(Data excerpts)
------

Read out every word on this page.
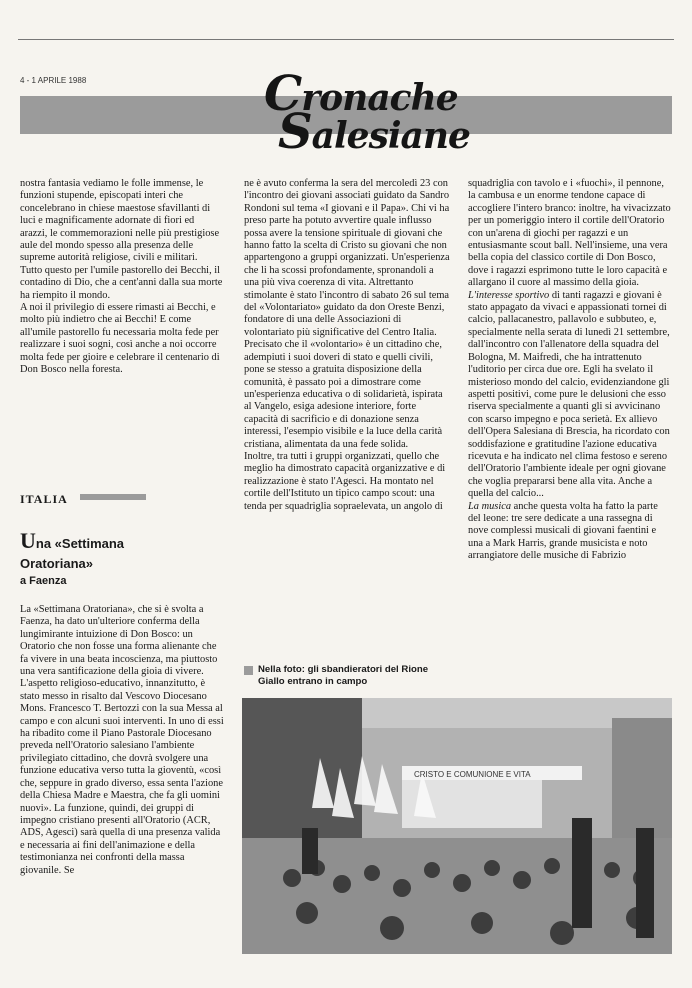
4 - 1 APRILE 1988	Cronache
Salesiane

nostra fantasia vediamo le folle immense, le funzioni stupende, episcopati interi che concelebrano in chiese maestose sfavillanti di luci e magnificamente adornate di fiori ed arazzi, le commemorazioni nelle più prestigiose aule del mondo spesso alla presenza delle supreme autorità religiose, civili e militari.

Tutto questo per l'umile pastorello dei Becchi, il contadino di Dio, che a cent'anni dalla sua morte ha riempito il mondo.

A noi il privilegio di essere rimasti ai Becchi, e molto più indietro che ai Becchi! E come all'umile pastorello fu necessaria molta fede per realizzare i suoi sogni, così anche a noi occorre molta fede per gioire e celebrare il centenario di Don Bosco nella foresta.

ITALIA
Una «Settimana
Oratoriana»
a Faenza

La «Settimana Oratoriana», che si è svolta a Faenza, ha dato un'ulteriore conferma della lungimirante intuizione di Don Bosco: un Oratorio che non fosse una forma alienante che fa vivere in una beata incoscienza, ma piuttosto una vera santificazione della gioia di vivere.

L'aspetto religioso-educativo, innanzitutto, è stato messo in risalto dal Vescovo Diocesano Mons. Francesco T. Bertozzi con la sua Messa al campo e con alcuni suoi interventi. In uno di essi ha ribadito come il Piano Pastorale Diocesano preveda nell'Oratorio salesiano l'ambiente privilegiato cittadino, che dovrà svolgere una funzione educativa verso tutta la gioventù, «così che, seppure in grado diverso, essa senta l'azione della Chiesa Madre e Maestra, che fa gli uomini nuovi». La funzione, quindi, dei gruppi di impegno cristiano presenti all'Oratorio (ACR, ADS, Agesci) sarà quella di una presenza valida e necessaria ai fini dell'animazione e della testimonianza nei confronti della massa giovanile. Se

ne è avuto conferma la sera del mercoledì 23 con l'incontro dei giovani associati guidato da Sandro Rondoni sul tema «I giovani e il Papa». Chi vi ha preso parte ha potuto avvertire quale influsso possa avere la tensione spirituale di giovani che hanno fatto la scelta di Cristo su giovani che non appartengono a gruppi organizzati. Un'esperienza che li ha scossi profondamente, spronandoli a una più viva coerenza di vita. Altrettanto stimolante è stato l'incontro di sabato 26 sul tema del «Volontariato» guidato da don Oreste Benzi, fondatore di una delle Associazioni di volontariato più significative del Centro Italia. Precisato che il «volontario» è un cittadino che, adempiuti i suoi doveri di stato e quelli civili, pone se stesso a gratuita disposizione della comunità, è passato poi a dimostrare come un'esperienza educativa o di solidarietà, ispirata al Vangelo, esiga adesione interiore, forte capacità di sacrificio e di donazione senza interessi, l'esempio visibile e la luce della carità cristiana, alimentata da una fede solida.

Inoltre, tra tutti i gruppi organizzati, quello che meglio ha dimostrato capacità organizzative e di realizzazione è stato l'Agesci. Ha montato nel cortile dell'Istituto un tipico campo scout: una tenda per squadriglia sopraelevata, un angolo di

Nella foto: gli sbandieratori del Rione Giallo entrano in campo

squadriglia con tavolo e i «fuochi», il pennone, la cambusa e un enorme tendone capace di accogliere l'intero branco: inoltre, ha vivacizzato per un pomeriggio intero il cortile dell'Oratorio con un'arena di giochi per ragazzi e un entusiasmante scout ball. Nell'insieme, una vera bella copia del classico cortile di Don Bosco, dove i ragazzi esprimono tutte le loro capacità e allargano il cuore al massimo della gioia.

L'interesse sportivo di tanti ragazzi e giovani è stato appagato da vivaci e appassionati tornei di calcio, pallacanestro, pallavolo e subbuteo, e, specialmente nella serata di lunedì 21 settembre, dall'incontro con l'allenatore della squadra del Bologna, M. Maifredi, che ha intrattenuto l'uditorio per circa due ore. Egli ha svelato il misterioso mondo del calcio, evidenziandone gli aspetti positivi, come pure le delusioni che esso riserva specialmente a quanti gli si avvicinano con scarso impegno e poca serietà. Ex allievo dell'Opera Salesiana di Brescia, ha ricordato con soddisfazione e gratitudine l'azione educativa ricevuta e ha indicato nel clima festoso e sereno dell'Oratorio l'ambiente ideale per ogni giovane che voglia prepararsi bene alla vita. Anche a quella del calcio...

La musica anche questa volta ha fatto la parte del leone: tre sere dedicate a una rassegna di nove complessi musicali di giovani faentini e una a Mark Harris, grande musicista e noto arrangiatore delle musiche di Fabrizio

CRISTO E COMUNIONE E VITA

------

Exercise brief | Each entry above is to be written out again unchanged, apart from the pictures, which are left out.

Exercise response |
Read out every word on this page.
4 - 1 APRILE 1988	Cronache
Salesiane

nostra fantasia vediamo le folle immense, le funzioni stupende, episcopati interi che concelebrano in chiese maestose sfavillanti di luci e magnificamente adornate di fiori ed arazzi, le commemorazioni nelle più prestigiose aule del mondo spesso alla presenza delle supreme autorità religiose, civili e militari.

Tutto questo per l'umile pastorello dei Becchi, il contadino di Dio, che a cent'anni dalla sua morte ha riempito il mondo.

A noi il privilegio di essere rimasti ai Becchi, e molto più indietro che ai Becchi! E come all'umile pastorello fu necessaria molta fede per realizzare i suoi sogni, così anche a noi occorre molta fede per gioire e celebrare il centenario di Don Bosco nella foresta.

ITALIA
Una «Settimana
Oratoriana»
a Faenza

La «Settimana Oratoriana», che si è svolta a Faenza, ha dato un'ulteriore conferma della lungimirante intuizione di Don Bosco: un Oratorio che non fosse una forma alienante che fa vivere in una beata incoscienza, ma piuttosto una vera santificazione della gioia di vivere.

L'aspetto religioso-educativo, innanzitutto, è stato messo in risalto dal Vescovo Diocesano Mons. Francesco T. Bertozzi con la sua Messa al campo e con alcuni suoi interventi. In uno di essi ha ribadito come il Piano Pastorale Diocesano preveda nell'Oratorio salesiano l'ambiente privilegiato cittadino, che dovrà svolgere una funzione educativa verso tutta la gioventù, «così che, seppure in grado diverso, essa senta l'azione della Chiesa Madre e Maestra, che fa gli uomini nuovi». La funzione, quindi, dei gruppi di impegno cristiano presenti all'Oratorio (ACR, ADS, Agesci) sarà quella di una presenza valida e necessaria ai fini dell'animazione e della testimonianza nei confronti della massa giovanile. Se

ne è avuto conferma la sera del mercoledì 23 con l'incontro dei giovani associati guidato da Sandro Rondoni sul tema «I giovani e il Papa». Chi vi ha preso parte ha potuto avvertire quale influsso possa avere la tensione spirituale di giovani che hanno fatto la scelta di Cristo su giovani che non appartengono a gruppi organizzati. Un'esperienza che li ha scossi profondamente, spronandoli a una più viva coerenza di vita. Altrettanto stimolante è stato l'incontro di sabato 26 sul tema del «Volontariato» guidato da don Oreste Benzi, fondatore di una delle Associazioni di volontariato più significative del Centro Italia. Precisato che il «volontario» è un cittadino che, adempiuti i suoi doveri di stato e quelli civili, pone se stesso a gratuita disposizione della comunità, è passato poi a dimostrare come un'esperienza educativa o di solidarietà, ispirata al Vangelo, esiga adesione interiore, forte capacità di sacrificio e di donazione senza interessi, l'esempio visibile e la luce della carità cristiana, alimentata da una fede solida.

Inoltre, tra tutti i gruppi organizzati, quello che meglio ha dimostrato capacità organizzative e di realizzazione è stato l'Agesci. Ha montato nel cortile dell'Istituto un tipico campo scout: una tenda per squadriglia sopraelevata, un angolo di

Nella foto: gli sbandieratori del Rione Giallo entrano in campo

squadriglia con tavolo e i «fuochi», il pennone, la cambusa e un enorme tendone capace di accogliere l'intero branco: inoltre, ha vivacizzato per un pomeriggio intero il cortile dell'Oratorio con un'arena di giochi per ragazzi e un entusiasmante scout ball. Nell'insieme, una vera bella copia del classico cortile di Don Bosco, dove i ragazzi esprimono tutte le loro capacità e allargano il cuore al massimo della gioia.

L'interesse sportivo di tanti ragazzi e giovani è stato appagato da vivaci e appassionati tornei di calcio, pallacanestro, pallavolo e subbuteo, e, specialmente nella serata di lunedì 21 settembre, dall'incontro con l'allenatore della squadra del Bologna, M. Maifredi, che ha intrattenuto l'uditorio per circa due ore. Egli ha svelato il misterioso mondo del calcio, evidenziandone gli aspetti positivi, come pure le delusioni che esso riserva specialmente a quanti gli si avvicinano con scarso impegno e poca serietà. Ex allievo dell'Opera Salesiana di Brescia, ha ricordato con soddisfazione e gratitudine l'azione educativa ricevuta e ha indicato nel clima festoso e sereno dell'Oratorio l'ambiente ideale per ogni giovane che voglia prepararsi bene alla vita. Anche a quella del calcio...

La musica anche questa volta ha fatto la parte del leone: tre sere dedicate a una rassegna di nove complessi musicali di giovani faentini e una a Mark Harris, grande musicista e noto arrangiatore delle musiche di Fabrizio

CRISTO E COMUNIONE E VITA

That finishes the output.